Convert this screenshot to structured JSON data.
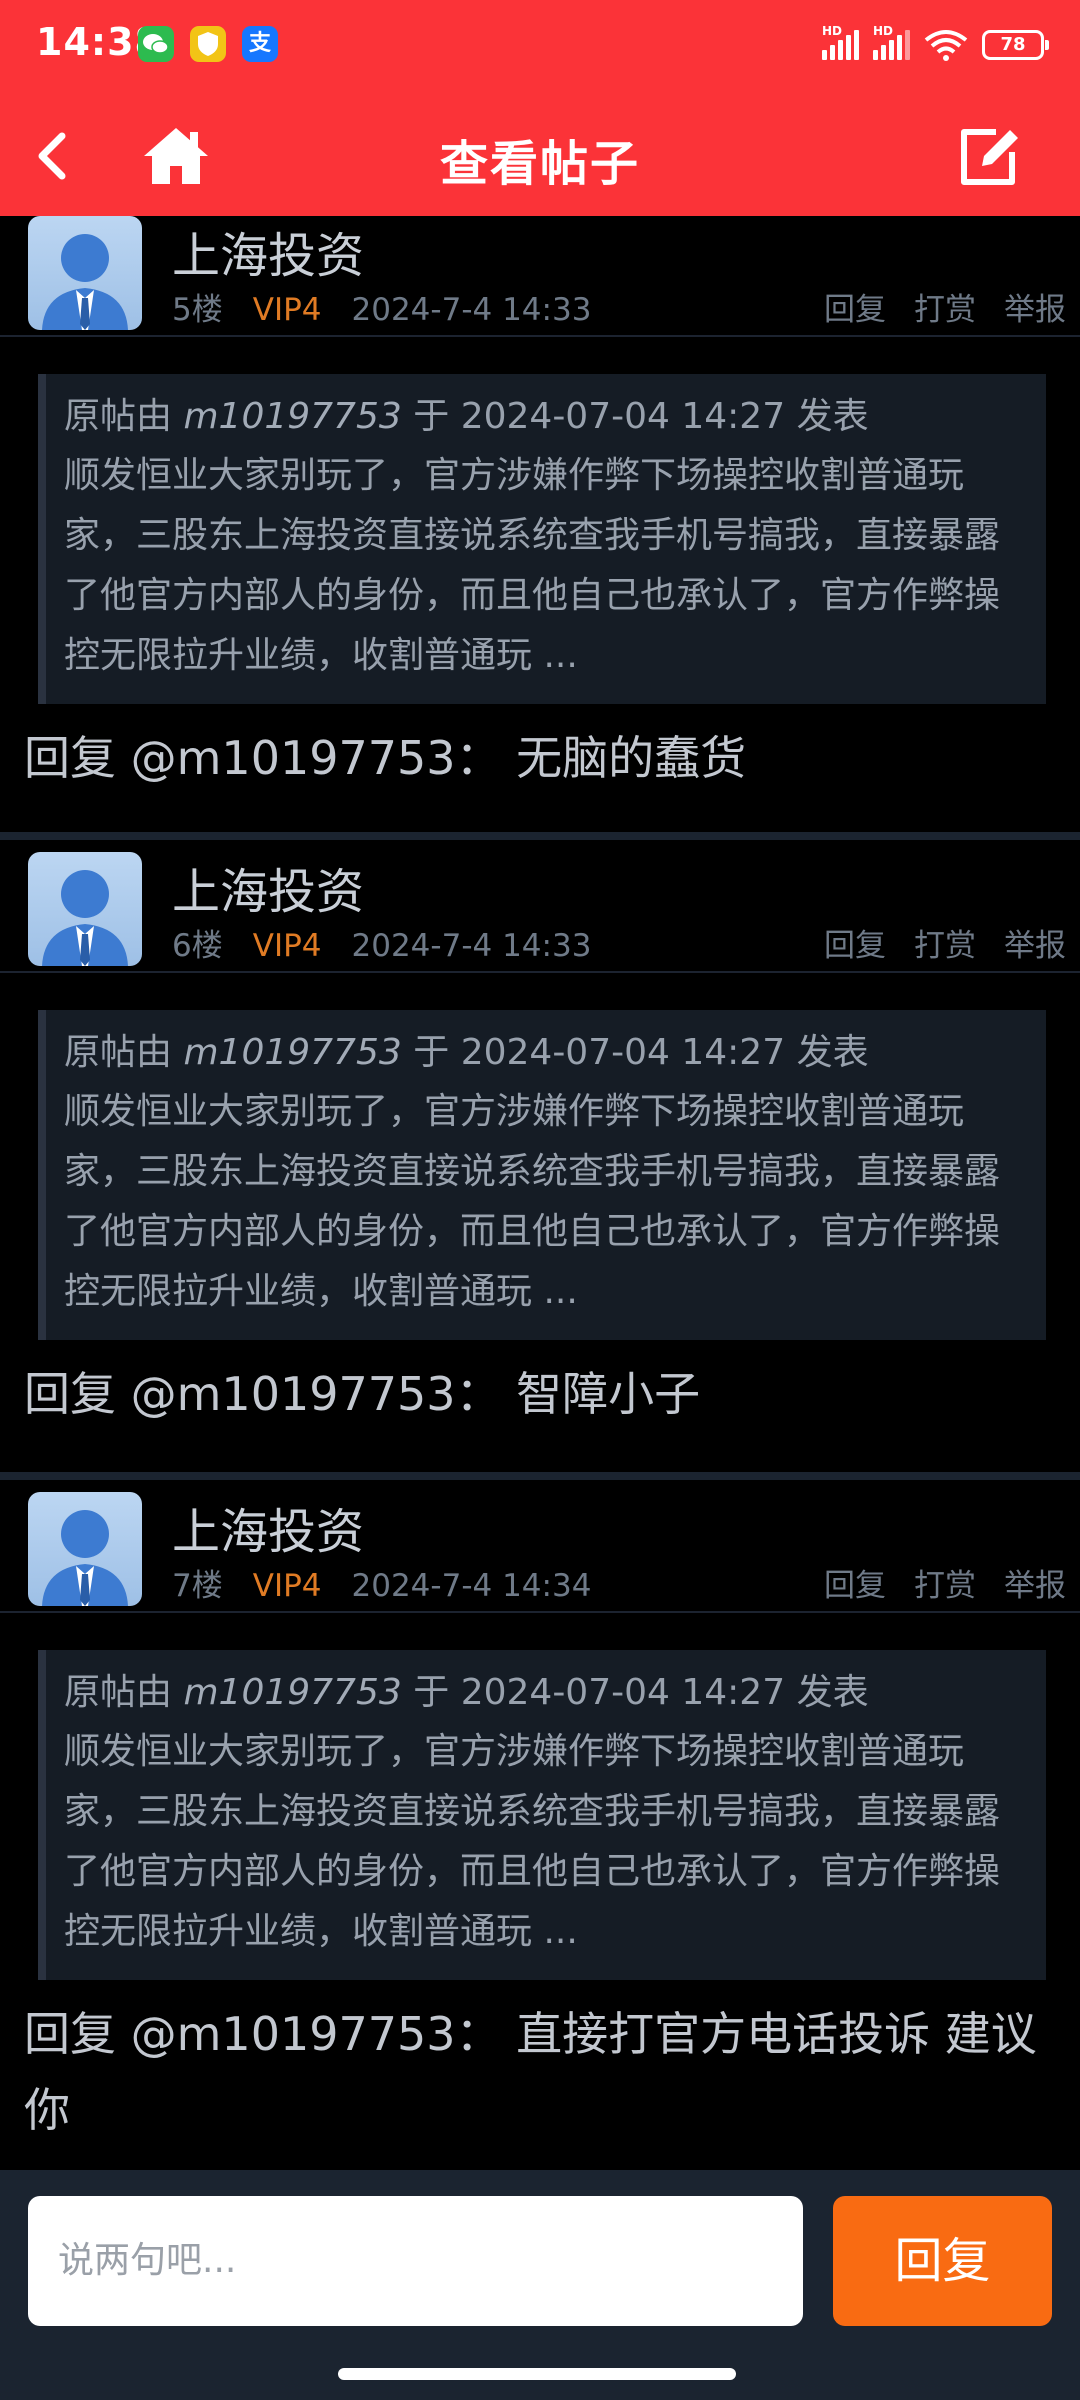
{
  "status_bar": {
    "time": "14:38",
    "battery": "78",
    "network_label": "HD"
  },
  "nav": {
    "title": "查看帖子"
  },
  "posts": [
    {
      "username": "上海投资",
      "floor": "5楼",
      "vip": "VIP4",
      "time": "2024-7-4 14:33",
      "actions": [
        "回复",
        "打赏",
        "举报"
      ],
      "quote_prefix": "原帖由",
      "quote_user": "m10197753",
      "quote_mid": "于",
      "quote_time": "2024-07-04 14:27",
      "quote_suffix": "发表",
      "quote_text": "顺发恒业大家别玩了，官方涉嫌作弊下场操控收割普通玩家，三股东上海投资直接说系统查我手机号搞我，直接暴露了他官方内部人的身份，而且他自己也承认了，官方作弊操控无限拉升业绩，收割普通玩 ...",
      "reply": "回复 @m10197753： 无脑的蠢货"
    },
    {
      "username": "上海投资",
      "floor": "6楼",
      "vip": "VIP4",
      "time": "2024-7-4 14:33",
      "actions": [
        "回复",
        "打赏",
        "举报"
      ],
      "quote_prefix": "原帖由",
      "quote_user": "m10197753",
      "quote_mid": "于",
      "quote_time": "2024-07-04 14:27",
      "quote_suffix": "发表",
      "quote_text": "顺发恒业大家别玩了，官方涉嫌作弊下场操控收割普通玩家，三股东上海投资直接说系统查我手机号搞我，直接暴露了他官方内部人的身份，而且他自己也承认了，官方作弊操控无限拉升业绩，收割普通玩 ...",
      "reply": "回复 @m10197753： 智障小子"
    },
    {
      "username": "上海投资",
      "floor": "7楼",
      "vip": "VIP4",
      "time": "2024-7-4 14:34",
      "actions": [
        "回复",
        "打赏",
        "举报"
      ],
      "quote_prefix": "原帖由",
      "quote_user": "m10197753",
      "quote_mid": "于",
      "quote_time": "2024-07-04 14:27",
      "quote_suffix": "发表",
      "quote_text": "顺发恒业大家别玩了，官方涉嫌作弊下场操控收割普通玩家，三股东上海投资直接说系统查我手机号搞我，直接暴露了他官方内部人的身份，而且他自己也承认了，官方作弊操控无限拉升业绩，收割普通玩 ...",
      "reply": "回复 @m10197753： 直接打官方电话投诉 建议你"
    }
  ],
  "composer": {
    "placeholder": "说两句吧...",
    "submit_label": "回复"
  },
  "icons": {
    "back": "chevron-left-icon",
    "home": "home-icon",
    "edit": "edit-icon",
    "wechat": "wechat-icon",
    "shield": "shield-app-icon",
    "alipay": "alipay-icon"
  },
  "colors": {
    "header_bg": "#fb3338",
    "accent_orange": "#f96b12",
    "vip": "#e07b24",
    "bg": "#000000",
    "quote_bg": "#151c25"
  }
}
..........
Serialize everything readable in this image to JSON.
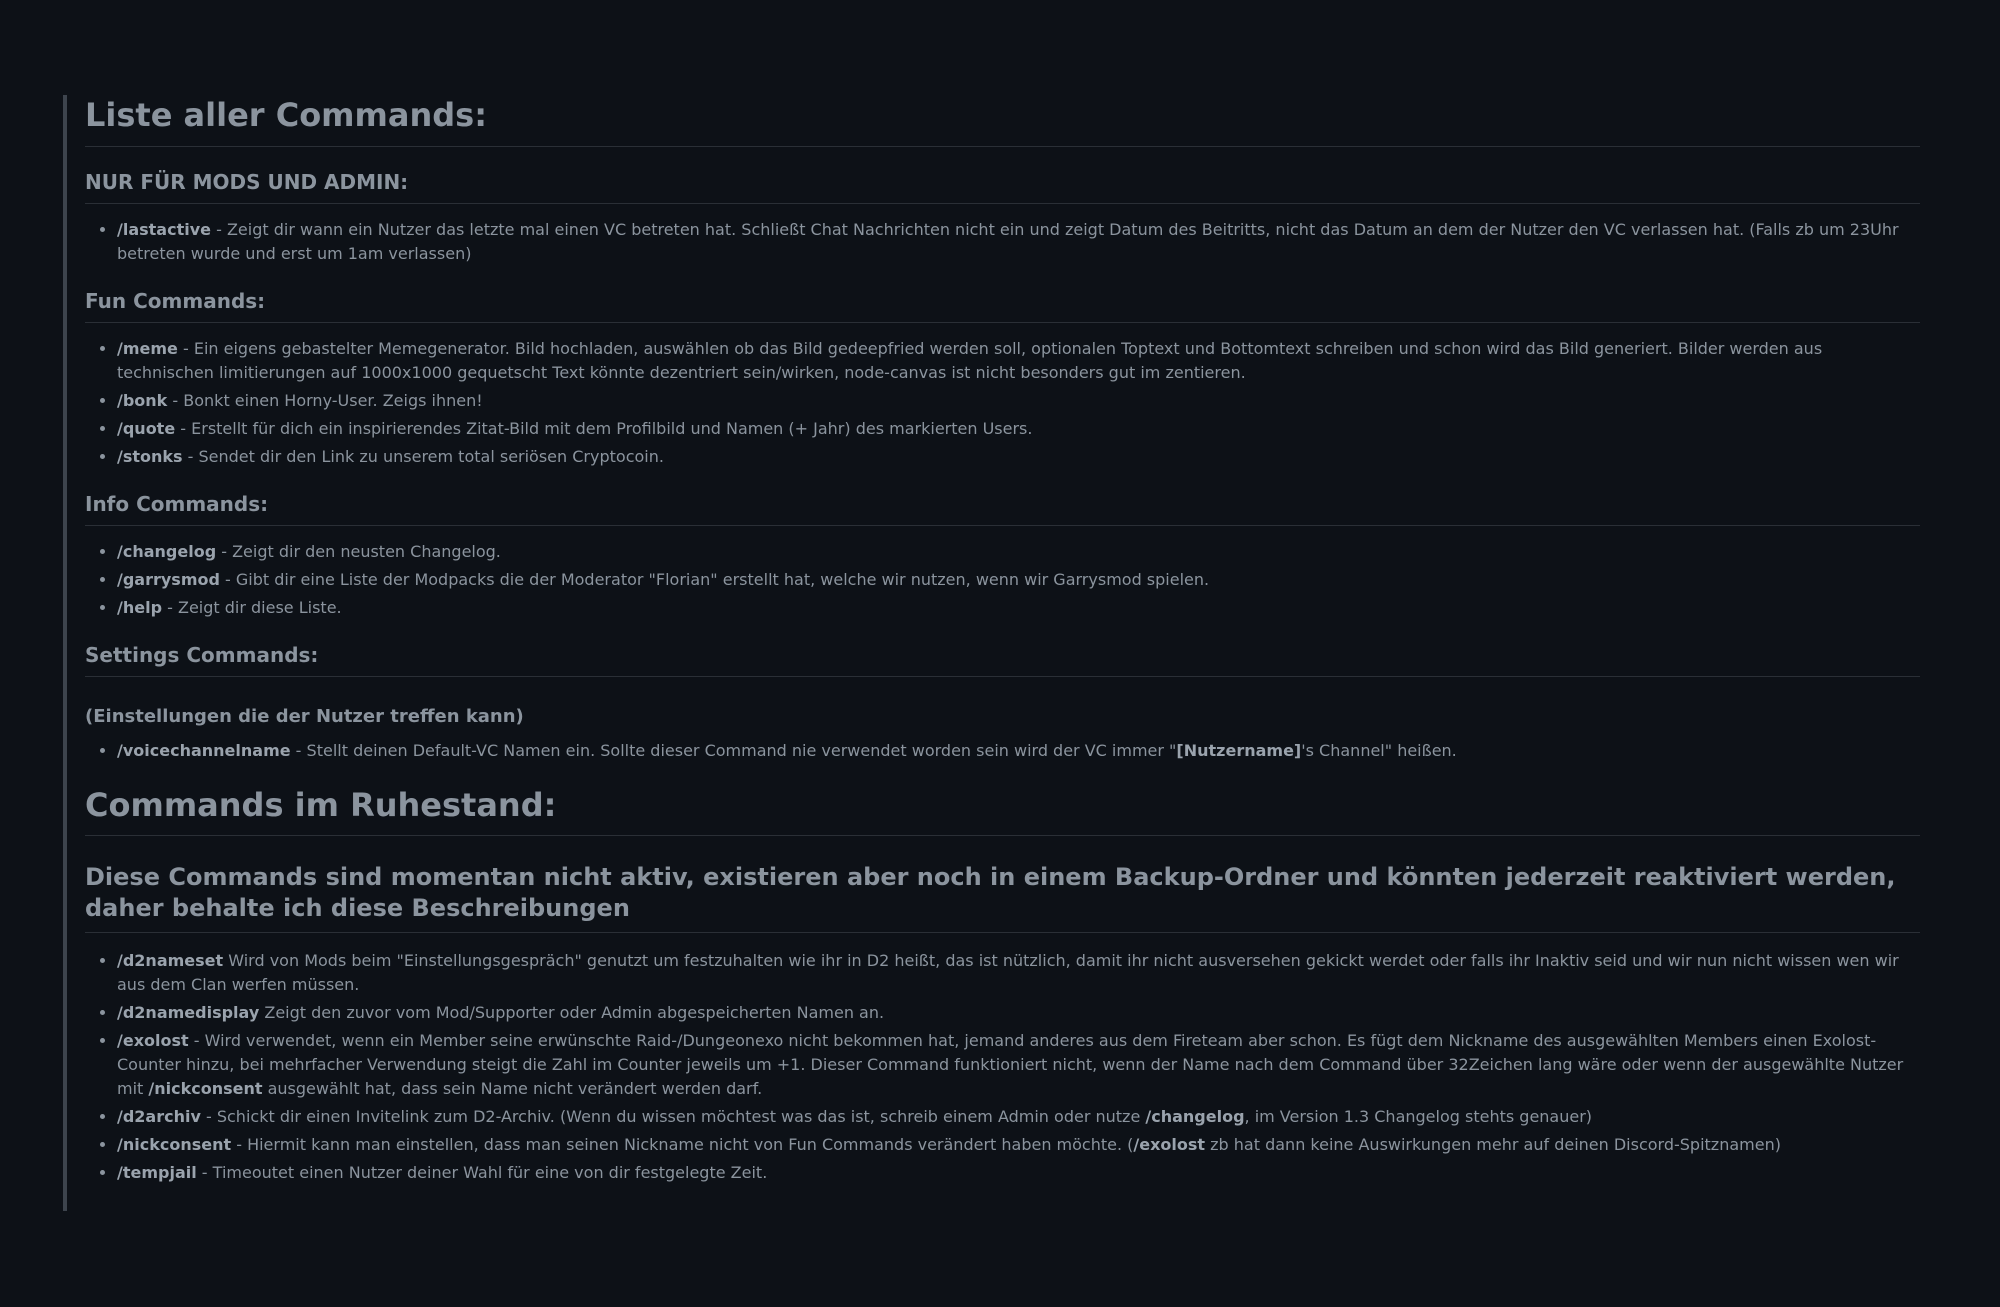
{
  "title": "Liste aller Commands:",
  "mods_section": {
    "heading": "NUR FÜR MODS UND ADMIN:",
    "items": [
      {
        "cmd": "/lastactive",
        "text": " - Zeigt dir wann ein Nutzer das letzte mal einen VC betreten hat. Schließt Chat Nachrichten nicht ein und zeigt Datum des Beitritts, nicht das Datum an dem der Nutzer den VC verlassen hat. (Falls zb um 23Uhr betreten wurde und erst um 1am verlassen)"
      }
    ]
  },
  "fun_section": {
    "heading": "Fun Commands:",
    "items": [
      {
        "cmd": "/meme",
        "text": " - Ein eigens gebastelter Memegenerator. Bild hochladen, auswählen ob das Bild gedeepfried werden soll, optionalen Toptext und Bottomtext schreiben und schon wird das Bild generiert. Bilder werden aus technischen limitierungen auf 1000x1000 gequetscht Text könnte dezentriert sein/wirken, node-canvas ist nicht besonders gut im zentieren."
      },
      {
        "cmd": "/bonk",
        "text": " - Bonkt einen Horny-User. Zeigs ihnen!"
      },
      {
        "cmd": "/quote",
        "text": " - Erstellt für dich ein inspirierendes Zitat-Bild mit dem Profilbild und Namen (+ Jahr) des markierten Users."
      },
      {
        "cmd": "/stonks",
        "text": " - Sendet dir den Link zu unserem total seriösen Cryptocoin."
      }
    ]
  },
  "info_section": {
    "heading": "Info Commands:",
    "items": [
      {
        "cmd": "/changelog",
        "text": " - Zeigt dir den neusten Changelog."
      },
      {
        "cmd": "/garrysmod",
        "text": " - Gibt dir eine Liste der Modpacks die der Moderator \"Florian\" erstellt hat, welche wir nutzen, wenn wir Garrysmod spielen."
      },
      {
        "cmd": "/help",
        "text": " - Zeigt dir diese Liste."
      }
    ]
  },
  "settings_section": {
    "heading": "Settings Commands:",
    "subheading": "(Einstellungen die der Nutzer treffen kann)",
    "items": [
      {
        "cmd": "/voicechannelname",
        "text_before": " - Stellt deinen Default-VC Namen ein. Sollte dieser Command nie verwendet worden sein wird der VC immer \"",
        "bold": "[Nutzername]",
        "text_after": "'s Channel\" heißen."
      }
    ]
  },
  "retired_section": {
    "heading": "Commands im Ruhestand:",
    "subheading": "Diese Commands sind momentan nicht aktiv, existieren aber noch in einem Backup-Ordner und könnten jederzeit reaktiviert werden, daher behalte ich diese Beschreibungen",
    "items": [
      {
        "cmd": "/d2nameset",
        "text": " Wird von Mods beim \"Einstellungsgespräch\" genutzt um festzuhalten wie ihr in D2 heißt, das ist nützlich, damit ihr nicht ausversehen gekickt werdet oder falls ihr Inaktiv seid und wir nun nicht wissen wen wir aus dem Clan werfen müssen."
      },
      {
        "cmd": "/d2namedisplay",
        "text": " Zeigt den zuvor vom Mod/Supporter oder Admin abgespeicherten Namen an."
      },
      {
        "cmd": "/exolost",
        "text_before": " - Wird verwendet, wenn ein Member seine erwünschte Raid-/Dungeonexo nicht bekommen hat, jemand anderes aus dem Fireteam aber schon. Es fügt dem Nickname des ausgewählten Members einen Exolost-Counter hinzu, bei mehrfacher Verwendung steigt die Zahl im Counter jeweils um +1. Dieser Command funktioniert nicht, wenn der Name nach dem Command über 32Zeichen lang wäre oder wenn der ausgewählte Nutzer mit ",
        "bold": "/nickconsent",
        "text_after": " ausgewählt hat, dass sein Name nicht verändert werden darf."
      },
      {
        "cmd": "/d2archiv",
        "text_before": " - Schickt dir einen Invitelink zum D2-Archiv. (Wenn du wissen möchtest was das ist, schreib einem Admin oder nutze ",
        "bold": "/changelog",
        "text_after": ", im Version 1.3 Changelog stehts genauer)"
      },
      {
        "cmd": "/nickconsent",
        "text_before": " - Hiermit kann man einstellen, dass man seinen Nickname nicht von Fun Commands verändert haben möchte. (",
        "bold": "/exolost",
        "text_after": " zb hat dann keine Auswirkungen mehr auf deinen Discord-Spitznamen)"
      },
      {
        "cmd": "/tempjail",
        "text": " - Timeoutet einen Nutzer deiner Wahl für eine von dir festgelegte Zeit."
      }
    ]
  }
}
..........
#### [WRITTEN TASK]
Read through the entries and copy each line in which "einem" appears.

#### [RESPONSE BELOW]
    "subheading": "Diese Commands sind momentan nicht aktiv, existieren aber noch in einem Backup-Ordner und könnten jederzeit reaktiviert werden, daher behalte ich diese Beschreibungen",
        "text_before": " - Schickt dir einen Invitelink zum D2-Archiv. (Wenn du wissen möchtest was das ist, schreib einem Admin oder nutze ",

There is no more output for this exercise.